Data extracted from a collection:
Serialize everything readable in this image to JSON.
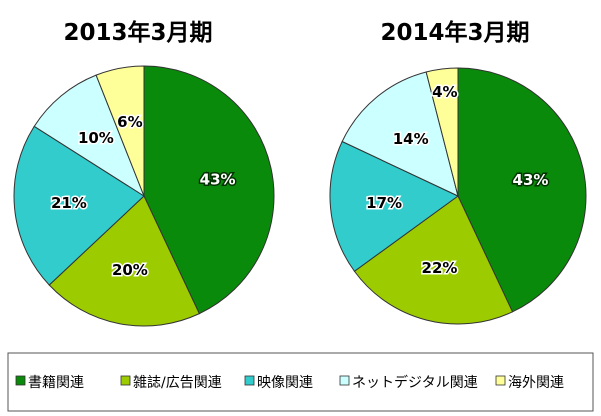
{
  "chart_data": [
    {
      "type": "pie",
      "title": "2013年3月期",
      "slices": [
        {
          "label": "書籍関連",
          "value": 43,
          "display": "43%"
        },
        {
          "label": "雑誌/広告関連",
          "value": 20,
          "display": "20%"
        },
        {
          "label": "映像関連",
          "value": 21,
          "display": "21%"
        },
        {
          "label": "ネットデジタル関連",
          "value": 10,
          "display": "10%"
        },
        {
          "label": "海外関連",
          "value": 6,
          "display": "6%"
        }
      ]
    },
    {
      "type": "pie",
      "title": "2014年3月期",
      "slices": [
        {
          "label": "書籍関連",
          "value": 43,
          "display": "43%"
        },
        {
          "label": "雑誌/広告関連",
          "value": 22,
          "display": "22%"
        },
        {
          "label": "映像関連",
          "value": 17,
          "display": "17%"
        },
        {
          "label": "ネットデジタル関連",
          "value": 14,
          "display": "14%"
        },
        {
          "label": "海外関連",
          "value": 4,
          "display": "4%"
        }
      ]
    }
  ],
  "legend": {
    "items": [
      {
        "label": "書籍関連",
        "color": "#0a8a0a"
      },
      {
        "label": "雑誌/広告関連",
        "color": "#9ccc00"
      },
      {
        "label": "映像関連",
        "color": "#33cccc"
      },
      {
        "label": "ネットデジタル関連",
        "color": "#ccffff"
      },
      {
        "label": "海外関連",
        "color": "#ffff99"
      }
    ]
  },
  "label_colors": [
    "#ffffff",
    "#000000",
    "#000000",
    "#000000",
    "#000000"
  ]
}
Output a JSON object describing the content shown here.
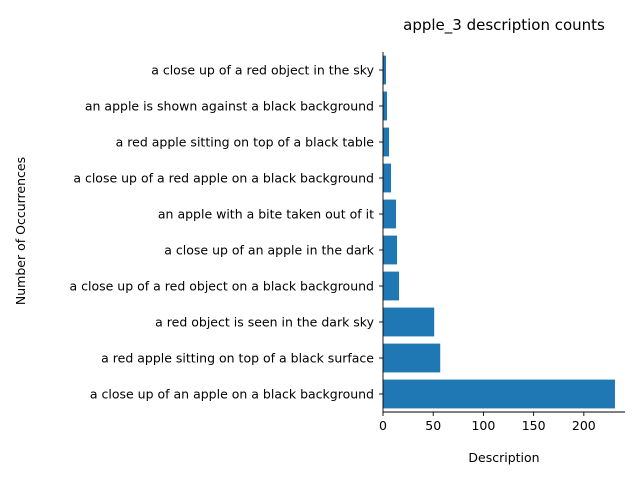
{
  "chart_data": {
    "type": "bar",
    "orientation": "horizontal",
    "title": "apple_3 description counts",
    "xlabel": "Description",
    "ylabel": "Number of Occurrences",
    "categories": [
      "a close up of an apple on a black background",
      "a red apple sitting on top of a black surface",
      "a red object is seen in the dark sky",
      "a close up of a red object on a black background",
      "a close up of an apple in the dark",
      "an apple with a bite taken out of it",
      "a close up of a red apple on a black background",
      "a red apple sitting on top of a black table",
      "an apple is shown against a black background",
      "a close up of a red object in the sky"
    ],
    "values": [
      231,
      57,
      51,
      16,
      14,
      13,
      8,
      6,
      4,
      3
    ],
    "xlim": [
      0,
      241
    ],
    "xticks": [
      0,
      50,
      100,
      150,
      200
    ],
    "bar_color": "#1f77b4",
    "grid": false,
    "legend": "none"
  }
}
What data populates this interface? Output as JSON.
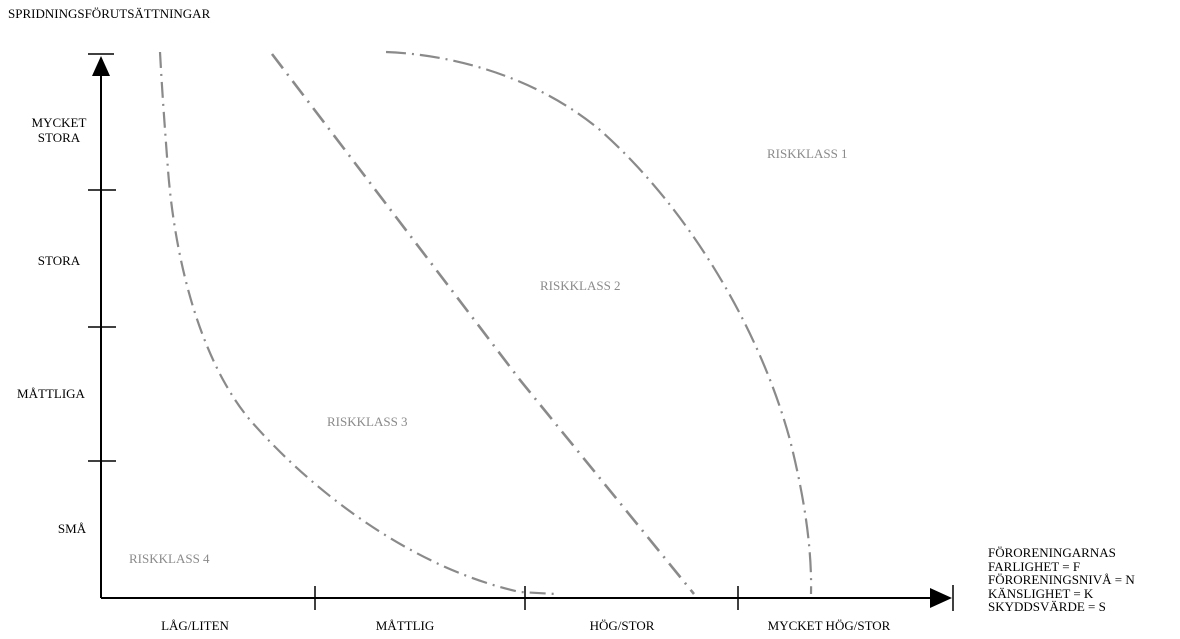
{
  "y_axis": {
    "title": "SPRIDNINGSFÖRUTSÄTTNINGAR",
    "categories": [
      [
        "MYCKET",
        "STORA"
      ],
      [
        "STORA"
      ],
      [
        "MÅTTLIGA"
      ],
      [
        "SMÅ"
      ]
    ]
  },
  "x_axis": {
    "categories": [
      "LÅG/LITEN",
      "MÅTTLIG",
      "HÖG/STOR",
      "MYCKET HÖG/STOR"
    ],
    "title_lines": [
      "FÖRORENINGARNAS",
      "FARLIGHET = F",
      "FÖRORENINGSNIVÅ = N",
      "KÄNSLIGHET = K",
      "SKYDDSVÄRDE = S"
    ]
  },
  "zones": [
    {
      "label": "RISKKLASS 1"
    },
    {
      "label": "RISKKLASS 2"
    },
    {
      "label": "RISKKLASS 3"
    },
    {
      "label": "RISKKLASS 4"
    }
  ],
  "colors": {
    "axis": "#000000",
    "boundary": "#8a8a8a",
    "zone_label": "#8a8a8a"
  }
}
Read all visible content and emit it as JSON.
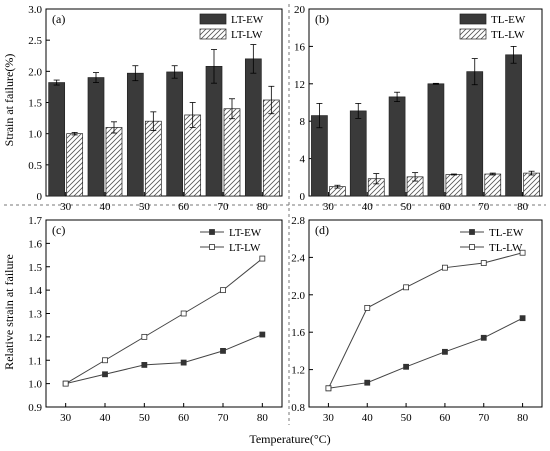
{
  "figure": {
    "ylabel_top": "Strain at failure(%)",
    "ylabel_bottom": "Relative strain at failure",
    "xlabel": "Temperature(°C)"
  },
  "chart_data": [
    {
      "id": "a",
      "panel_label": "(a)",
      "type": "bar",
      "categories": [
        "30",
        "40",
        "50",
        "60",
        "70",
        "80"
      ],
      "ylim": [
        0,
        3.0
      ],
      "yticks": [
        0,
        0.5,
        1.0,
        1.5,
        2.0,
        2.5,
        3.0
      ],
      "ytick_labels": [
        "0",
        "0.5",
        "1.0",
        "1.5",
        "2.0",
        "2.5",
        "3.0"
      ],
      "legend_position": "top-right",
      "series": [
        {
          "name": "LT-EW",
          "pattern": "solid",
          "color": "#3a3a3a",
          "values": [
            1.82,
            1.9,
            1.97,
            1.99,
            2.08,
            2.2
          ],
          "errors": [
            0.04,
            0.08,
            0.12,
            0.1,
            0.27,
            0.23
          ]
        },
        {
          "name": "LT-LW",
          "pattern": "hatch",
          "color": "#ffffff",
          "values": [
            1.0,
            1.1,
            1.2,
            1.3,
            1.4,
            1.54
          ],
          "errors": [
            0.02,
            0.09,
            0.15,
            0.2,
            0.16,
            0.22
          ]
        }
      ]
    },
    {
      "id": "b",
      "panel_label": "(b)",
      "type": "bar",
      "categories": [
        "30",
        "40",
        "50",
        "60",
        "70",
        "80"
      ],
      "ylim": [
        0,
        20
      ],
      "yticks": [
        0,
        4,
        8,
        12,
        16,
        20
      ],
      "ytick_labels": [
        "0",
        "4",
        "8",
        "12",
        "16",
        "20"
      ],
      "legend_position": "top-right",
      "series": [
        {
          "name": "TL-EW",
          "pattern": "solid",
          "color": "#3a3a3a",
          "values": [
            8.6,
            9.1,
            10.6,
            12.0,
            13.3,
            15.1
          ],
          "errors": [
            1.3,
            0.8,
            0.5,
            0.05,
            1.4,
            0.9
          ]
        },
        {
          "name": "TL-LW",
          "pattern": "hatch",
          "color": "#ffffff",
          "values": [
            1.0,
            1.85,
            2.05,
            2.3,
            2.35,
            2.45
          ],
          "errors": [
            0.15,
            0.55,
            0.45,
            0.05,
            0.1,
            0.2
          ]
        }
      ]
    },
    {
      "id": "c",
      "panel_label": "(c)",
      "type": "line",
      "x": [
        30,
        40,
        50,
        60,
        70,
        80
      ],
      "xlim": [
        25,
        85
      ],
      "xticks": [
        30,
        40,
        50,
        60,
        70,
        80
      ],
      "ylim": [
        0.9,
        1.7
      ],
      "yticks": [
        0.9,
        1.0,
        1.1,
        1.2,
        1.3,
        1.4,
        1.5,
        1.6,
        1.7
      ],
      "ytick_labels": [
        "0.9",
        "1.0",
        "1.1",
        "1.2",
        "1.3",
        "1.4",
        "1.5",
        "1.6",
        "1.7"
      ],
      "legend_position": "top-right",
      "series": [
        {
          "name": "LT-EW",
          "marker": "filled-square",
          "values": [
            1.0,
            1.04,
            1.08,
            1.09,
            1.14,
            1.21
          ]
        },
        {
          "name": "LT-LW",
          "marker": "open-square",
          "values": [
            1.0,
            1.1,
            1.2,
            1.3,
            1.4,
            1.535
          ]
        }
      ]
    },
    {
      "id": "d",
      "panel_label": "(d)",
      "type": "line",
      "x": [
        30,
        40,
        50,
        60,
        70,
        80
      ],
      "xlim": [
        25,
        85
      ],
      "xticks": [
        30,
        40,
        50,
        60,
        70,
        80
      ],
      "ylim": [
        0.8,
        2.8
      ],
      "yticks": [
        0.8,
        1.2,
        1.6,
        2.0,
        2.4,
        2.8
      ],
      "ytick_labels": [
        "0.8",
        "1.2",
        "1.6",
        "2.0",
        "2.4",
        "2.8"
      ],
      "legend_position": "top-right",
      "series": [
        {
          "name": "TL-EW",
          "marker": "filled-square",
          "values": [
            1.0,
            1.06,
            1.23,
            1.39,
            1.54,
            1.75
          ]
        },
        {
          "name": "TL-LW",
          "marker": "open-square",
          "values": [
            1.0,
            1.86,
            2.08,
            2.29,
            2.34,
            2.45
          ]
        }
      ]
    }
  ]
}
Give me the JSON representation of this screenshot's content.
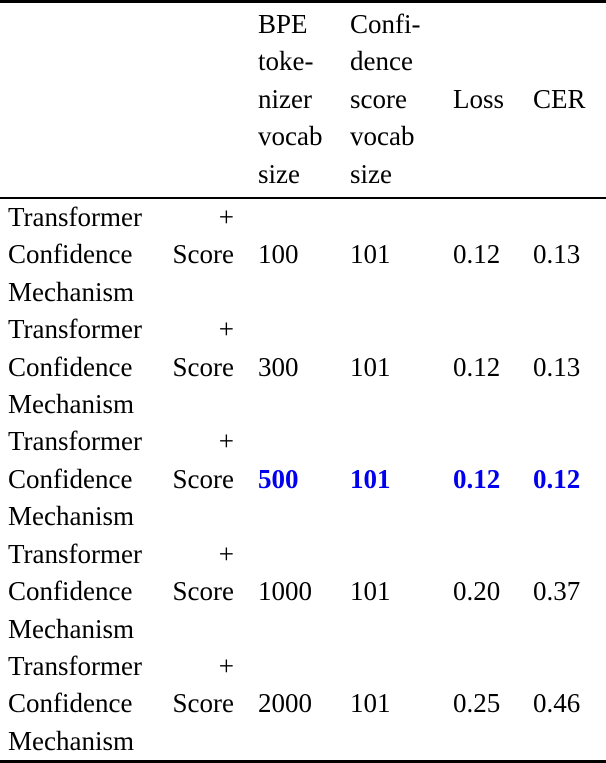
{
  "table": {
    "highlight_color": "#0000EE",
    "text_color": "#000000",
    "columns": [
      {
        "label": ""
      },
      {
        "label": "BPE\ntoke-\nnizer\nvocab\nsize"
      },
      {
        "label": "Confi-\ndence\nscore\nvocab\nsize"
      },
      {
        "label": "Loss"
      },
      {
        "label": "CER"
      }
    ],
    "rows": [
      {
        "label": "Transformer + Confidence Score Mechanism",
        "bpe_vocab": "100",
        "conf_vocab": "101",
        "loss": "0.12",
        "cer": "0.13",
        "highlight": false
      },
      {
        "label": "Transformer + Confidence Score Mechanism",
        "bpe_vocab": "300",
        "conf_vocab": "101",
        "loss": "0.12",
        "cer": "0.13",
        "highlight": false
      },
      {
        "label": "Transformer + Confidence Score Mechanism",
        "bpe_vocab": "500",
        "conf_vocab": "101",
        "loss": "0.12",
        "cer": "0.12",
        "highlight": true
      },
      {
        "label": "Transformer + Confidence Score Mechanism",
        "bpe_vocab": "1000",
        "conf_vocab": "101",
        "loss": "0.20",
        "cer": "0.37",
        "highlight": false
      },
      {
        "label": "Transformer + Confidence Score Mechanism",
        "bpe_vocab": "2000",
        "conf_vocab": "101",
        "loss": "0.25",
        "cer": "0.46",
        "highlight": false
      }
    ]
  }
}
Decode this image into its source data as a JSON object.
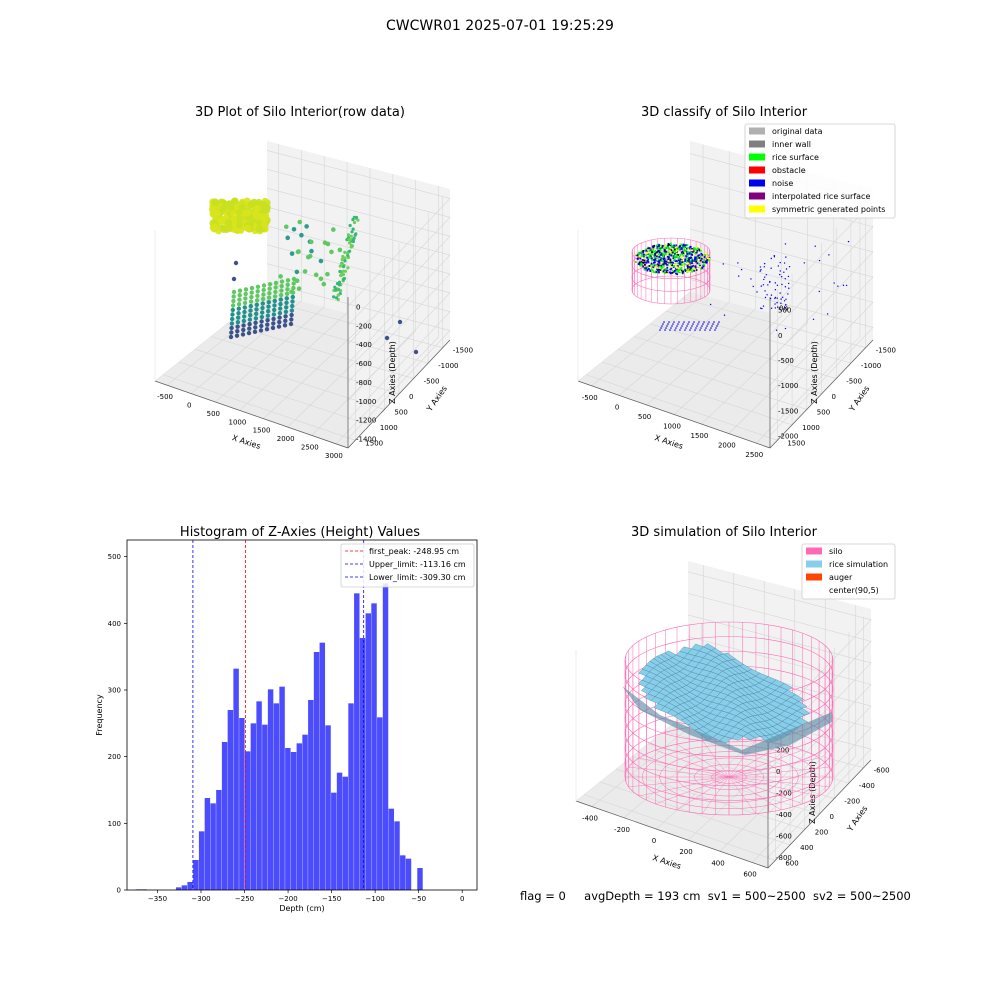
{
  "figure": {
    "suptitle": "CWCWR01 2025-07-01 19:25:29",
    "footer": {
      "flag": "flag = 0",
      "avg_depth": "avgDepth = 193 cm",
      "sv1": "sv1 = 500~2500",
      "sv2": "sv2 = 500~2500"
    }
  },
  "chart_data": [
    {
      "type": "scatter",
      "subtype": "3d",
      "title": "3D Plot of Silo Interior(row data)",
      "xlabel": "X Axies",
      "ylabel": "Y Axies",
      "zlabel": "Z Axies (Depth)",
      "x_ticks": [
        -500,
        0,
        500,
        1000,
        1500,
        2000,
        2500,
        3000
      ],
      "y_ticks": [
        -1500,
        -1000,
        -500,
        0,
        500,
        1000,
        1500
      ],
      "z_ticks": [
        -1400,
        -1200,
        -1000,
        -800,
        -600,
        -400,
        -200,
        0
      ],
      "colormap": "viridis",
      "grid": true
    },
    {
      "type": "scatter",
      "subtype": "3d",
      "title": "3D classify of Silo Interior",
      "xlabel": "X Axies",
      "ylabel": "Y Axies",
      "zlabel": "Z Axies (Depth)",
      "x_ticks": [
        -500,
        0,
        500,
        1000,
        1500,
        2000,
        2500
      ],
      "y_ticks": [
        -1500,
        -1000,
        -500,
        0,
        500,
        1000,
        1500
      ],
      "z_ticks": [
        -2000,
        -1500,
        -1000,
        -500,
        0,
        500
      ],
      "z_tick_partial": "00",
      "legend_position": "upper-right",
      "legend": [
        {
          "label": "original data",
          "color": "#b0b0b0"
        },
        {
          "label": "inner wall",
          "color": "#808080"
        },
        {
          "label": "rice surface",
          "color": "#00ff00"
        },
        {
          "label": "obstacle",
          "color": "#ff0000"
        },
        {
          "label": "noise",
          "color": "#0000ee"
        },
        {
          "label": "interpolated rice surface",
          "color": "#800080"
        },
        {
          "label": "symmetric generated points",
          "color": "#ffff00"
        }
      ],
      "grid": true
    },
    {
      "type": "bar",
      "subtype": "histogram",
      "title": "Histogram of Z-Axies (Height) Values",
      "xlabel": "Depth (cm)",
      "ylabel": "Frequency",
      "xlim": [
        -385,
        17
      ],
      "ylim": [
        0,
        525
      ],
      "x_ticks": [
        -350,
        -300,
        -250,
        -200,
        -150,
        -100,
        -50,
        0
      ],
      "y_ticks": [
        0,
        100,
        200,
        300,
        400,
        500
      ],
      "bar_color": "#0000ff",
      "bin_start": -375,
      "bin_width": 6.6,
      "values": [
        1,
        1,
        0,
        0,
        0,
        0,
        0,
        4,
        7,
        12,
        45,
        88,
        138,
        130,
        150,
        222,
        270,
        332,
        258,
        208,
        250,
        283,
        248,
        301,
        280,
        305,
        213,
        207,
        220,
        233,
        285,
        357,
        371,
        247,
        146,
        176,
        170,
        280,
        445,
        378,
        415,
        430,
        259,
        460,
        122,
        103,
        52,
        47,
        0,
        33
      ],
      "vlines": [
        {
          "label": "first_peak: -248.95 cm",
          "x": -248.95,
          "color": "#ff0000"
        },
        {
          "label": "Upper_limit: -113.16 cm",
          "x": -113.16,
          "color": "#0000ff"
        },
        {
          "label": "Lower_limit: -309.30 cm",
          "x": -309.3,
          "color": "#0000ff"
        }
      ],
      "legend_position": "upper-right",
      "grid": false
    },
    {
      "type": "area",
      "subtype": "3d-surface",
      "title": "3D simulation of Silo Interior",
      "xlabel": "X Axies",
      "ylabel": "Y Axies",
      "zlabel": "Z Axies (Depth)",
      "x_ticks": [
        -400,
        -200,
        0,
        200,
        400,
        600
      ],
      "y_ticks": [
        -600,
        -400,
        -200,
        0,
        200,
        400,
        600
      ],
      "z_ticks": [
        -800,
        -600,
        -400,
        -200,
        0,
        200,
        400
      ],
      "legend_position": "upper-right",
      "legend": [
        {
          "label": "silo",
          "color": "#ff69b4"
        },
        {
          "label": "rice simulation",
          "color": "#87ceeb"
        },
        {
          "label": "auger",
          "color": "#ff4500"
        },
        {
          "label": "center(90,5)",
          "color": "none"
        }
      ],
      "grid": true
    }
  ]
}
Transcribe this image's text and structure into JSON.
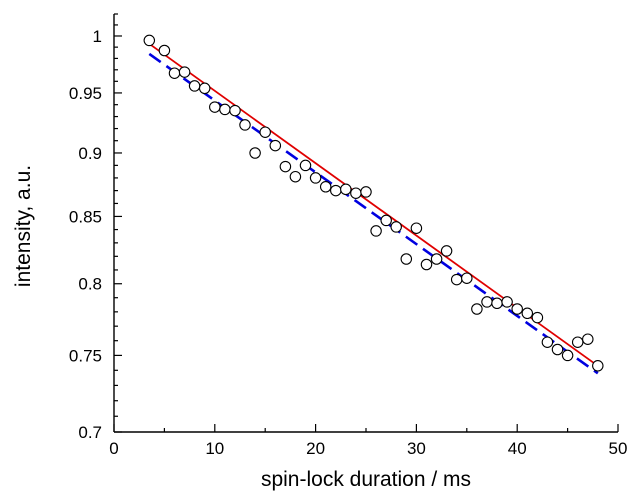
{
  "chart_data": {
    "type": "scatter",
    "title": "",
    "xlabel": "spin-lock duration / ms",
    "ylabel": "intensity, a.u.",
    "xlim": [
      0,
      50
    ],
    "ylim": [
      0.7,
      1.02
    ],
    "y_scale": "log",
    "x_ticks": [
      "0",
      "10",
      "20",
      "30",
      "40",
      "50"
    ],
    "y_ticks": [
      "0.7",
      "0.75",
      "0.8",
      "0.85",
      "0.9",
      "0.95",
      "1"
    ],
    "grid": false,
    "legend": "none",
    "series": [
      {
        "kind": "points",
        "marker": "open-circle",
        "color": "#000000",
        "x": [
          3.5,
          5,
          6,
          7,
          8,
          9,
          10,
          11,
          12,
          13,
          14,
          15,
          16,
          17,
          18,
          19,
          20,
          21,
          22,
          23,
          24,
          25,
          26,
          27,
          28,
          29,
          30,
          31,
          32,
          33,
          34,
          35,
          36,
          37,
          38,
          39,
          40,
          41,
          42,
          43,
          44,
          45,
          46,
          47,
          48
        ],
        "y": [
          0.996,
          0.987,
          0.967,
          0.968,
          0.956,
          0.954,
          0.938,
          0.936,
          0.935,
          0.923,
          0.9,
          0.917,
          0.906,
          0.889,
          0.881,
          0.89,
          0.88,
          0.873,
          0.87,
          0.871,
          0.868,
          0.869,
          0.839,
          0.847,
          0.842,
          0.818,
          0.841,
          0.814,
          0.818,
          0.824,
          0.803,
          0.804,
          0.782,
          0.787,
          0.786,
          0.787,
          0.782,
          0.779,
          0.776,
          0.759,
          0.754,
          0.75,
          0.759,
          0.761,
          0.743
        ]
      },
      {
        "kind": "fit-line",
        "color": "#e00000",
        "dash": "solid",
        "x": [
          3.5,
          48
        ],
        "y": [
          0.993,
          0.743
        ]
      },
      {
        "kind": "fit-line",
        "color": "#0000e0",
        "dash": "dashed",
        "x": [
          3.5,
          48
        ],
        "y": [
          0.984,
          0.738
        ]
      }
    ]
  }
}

● **WRITTEN EXERCISE**
Pick out lines containing the word "sitting", each one as written.

● **TASK RESULT**
      "a red apple sitting on top of a black surface",
      "a red apple sitting on top of a black table",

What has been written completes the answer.